*PASSAGE SHOWN*.
-- Opening Marker --

George Whitefield, the well-known and influential English preacher who helped inspire the First Great Awakening in America, arrived in Newburyport in September 1740. The revival that followed his labors brought into existence Old South Church, where he was buried after his death in 1770.

The city's historical highlights include:

Historic events:
- First of many clipper ships built here.
- First "Tea Party" rebellion to oppose British Tea Tax.
- First state mint and treasury building.
- Newburyport Superior Courthouse, the oldest continuously active courthouse in Massachusetts.

The Newburyport Five Cents Savings Bank on State Street was founded in 1854 and is one of the oldest banks in the United States still in operation.

Historic houses and museums:
- Cushing House Museum and Garden (c. 1808)
- Newburyport Custom House Museum (1835), designed by Robert Mills

Literary interests:
- Was referred to in the H. P. Lovecraft story, "The Shadow Over Innsmouth", as being located near Innsmouth. Lovecraft based his depiction of Innsmouth largely on Newburyport.
- Subject of the most ambitious community study ever undertaken, the Yankee City project conducted by anthropologist W. Lloyd Warner and his associates

===Timeline===

- 1635: Newbury incorporated.
- 1761: Belleville Congregational Church founded.
- 1764: Newburyport incorporated (formerly part of Newbury).
- 1772: Marine Society of Newburyport established.
- 1773
  - Isaiah Thomas opens "a printing house in King Street."
  - Essex Journal newspaper begins publication.
- 1790: Population: 4,837.
- 1793: Impartial Herald newspaper begins publication.
- 1794
  - Morning Star newspaper begins publication.
  - Newburyport Woolen Manufacturing Co. established.
- 1795
  - Political Gazette newspaper begins publication.
  - Merrimack Bank incorporated.
- 1797: Newburyport Herald newspaper begins publication.
- 1799: Newburyport Marine Insurance Co. incorporated.
- 1801: American Intelligencer newspaper published.
- 1802: Merrimac Humane Society established.
- 1803
  - Merrimack Gazette and New England Repertory newspapers begin publication.

-- Closing Marker --

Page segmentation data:
-- Opening Marker --

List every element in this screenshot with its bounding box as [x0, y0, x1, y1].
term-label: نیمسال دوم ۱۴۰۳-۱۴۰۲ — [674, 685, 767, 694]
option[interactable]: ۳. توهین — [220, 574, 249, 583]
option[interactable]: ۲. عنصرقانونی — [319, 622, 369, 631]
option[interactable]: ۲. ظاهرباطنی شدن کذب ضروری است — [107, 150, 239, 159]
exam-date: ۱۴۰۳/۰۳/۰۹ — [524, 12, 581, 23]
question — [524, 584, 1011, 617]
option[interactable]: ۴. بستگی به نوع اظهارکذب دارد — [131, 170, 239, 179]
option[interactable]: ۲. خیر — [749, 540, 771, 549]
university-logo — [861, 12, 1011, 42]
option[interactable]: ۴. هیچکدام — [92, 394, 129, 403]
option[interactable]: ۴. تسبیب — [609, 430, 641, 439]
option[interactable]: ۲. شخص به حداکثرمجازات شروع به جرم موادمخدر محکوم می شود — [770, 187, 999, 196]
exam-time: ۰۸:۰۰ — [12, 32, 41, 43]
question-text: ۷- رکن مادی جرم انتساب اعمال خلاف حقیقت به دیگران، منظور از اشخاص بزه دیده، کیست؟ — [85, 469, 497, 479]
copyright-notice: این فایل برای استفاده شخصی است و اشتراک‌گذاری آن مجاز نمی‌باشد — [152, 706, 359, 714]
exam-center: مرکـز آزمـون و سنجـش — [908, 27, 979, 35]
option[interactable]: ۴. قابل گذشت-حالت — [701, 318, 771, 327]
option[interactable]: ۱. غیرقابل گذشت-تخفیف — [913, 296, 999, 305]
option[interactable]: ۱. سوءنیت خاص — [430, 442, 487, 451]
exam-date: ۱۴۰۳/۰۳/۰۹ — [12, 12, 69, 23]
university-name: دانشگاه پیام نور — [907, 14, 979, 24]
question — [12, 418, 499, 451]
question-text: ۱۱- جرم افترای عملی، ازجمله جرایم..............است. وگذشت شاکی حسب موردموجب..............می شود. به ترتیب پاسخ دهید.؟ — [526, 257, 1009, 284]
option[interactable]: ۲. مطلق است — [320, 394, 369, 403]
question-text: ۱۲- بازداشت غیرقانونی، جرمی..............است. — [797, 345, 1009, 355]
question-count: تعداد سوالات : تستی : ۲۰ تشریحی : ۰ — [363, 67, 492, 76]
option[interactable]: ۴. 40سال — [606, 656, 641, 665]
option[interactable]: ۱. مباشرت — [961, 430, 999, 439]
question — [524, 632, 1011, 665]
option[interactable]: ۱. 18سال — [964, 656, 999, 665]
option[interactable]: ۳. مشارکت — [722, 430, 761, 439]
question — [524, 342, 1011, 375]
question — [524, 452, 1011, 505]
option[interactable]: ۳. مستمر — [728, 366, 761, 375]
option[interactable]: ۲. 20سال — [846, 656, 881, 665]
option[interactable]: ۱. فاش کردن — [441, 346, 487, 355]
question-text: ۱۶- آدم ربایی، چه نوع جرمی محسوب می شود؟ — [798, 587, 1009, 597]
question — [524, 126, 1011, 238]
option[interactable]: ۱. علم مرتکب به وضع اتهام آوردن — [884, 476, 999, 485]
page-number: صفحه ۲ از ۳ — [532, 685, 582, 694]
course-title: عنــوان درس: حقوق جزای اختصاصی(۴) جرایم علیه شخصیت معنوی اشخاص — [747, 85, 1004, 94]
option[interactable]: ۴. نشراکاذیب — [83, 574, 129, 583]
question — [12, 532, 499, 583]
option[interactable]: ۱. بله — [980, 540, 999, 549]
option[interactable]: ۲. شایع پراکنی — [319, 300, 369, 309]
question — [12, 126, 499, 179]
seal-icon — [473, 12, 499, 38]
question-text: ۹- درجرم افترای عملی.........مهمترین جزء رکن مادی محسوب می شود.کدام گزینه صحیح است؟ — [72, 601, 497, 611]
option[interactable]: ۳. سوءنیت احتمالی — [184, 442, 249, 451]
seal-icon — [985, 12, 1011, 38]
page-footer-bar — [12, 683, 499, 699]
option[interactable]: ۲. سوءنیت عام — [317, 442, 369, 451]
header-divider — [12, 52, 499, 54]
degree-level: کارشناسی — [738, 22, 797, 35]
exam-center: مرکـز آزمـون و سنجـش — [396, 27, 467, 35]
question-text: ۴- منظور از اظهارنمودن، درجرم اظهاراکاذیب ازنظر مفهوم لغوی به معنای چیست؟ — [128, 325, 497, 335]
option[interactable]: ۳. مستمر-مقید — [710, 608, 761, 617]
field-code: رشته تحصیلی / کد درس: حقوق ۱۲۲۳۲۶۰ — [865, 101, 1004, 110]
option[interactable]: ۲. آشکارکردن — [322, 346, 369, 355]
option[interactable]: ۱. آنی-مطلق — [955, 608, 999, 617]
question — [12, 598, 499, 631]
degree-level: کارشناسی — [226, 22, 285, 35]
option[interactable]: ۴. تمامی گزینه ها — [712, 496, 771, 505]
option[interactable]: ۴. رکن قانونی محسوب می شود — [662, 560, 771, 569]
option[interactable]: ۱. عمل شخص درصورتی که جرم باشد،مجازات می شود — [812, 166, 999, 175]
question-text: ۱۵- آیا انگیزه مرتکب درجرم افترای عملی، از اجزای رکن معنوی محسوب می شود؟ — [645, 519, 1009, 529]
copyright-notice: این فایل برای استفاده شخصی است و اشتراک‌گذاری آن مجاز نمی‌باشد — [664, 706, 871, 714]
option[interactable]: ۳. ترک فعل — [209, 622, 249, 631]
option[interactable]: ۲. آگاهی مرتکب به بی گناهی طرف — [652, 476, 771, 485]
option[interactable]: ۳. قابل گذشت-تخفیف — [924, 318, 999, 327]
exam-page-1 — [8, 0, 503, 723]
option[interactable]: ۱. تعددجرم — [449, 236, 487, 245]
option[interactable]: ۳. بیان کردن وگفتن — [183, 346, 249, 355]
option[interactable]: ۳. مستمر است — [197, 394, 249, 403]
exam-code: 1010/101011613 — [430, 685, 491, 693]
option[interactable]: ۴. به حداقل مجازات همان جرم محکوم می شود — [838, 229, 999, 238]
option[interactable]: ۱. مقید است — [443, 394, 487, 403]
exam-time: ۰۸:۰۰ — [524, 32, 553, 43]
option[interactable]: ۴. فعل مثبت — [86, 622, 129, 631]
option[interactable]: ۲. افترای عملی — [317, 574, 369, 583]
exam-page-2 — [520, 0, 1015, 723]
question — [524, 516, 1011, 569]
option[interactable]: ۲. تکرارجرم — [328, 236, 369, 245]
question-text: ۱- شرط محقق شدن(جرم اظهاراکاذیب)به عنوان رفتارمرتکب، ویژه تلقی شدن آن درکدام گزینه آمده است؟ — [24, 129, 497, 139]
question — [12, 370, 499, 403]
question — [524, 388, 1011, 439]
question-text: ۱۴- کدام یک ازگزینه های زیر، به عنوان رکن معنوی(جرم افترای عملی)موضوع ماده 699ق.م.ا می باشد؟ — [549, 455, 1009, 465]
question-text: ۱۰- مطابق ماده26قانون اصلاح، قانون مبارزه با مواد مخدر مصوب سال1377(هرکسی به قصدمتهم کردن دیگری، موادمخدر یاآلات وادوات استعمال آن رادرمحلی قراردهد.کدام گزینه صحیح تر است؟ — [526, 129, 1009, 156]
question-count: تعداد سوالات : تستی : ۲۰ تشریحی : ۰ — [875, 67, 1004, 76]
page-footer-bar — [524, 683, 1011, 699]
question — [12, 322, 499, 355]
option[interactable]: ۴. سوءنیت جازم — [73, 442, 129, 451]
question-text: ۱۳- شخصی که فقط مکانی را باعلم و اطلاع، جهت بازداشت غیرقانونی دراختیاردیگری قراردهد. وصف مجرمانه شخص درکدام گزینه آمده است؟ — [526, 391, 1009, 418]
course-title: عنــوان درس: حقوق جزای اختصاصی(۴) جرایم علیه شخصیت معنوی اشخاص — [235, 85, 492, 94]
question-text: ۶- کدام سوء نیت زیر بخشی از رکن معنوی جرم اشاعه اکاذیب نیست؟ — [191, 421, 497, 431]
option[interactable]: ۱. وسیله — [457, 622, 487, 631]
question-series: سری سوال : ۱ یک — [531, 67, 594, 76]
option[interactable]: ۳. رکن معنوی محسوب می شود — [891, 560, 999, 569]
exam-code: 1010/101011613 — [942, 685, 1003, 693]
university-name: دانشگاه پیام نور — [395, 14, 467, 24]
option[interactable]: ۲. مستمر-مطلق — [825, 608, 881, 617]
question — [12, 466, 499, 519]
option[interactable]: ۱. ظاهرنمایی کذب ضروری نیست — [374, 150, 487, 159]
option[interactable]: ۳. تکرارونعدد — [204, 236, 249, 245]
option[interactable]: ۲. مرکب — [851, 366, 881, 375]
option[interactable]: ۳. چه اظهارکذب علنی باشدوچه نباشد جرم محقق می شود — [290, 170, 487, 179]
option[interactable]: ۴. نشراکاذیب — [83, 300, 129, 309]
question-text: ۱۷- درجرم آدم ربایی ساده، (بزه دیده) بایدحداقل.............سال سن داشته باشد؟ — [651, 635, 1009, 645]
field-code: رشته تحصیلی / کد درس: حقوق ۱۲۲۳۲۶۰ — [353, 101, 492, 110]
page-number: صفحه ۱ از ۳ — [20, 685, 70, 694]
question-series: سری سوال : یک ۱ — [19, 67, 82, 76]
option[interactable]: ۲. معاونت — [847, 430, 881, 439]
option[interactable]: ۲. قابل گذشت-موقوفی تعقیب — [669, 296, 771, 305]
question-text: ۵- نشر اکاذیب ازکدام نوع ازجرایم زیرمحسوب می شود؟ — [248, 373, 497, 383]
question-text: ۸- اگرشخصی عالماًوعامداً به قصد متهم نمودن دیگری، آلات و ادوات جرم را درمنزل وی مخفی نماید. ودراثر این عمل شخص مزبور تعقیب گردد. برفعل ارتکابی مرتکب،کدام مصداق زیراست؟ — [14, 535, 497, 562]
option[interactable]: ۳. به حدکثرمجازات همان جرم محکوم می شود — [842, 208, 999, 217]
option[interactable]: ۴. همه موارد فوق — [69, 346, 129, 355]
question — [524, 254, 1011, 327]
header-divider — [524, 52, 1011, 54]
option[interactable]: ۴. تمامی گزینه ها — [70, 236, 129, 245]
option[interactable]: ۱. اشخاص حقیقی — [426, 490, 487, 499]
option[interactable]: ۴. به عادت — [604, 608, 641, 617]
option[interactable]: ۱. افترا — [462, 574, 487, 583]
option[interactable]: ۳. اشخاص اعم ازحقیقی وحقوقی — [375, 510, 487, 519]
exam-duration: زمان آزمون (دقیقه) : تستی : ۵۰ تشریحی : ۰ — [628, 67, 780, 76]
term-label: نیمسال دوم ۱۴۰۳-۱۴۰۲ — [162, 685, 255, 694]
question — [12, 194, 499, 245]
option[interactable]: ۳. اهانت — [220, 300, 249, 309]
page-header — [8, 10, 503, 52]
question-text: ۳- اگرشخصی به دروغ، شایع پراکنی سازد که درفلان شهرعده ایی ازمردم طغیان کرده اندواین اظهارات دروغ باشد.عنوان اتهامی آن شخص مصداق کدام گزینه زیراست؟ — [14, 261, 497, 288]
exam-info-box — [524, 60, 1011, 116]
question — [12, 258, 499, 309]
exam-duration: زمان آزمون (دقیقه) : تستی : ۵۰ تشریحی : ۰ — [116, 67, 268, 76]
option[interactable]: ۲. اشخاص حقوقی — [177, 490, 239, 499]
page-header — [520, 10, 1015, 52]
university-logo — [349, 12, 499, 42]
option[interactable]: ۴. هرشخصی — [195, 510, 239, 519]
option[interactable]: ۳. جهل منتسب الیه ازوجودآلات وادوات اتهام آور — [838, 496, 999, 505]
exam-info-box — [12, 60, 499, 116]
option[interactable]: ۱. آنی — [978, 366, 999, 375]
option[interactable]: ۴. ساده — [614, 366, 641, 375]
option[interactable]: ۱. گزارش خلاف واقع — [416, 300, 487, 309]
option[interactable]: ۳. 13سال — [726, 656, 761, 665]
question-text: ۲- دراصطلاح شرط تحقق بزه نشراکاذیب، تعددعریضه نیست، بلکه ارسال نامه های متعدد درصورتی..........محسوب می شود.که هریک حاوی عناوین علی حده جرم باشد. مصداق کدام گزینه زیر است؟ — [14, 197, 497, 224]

-- Closing Marker --

*YOUR TASKS*.
#1 Answer these questions from the Newburyport passage.
(a) In what month and year did George Whitefield arrive in Newburyport?
(b) Who designed the Newburyport Custom House Museum?
(c) What population does the timeline give for 1790?
#2 Copy the stretch of the Newburyport passage from "- 1793: Impartial" through "Manufacturing Co. established.", renaming "newspaper" to "paper" wherever it appears.
#3 Does each statement agree with the Newburyport passage? Answer yes or no, and quote the words that decide it.
(a) George Whitefield was buried at Old South Church.
(b) The Newburyport Five Cents Savings Bank was founded in 1794.
(c) Newburyport was incorporated in 1635.

*TASK-BY-TASK SOLUTIONS*.
#1
(a) September 1740
(b) Robert Mills
(c) 4,837

#2
- 1793: Impartial Herald paper begins publication.
- 1794
  - Morning Star paper begins publication.
  - Newburyport Woolen Manufacturing Co. established.

#3
(a) Yes: "where he was buried after his death in 1770"
(b) No: "was founded in 1854"
(c) No: "1764: Newburyport incorporated (formerly part of Newbury)."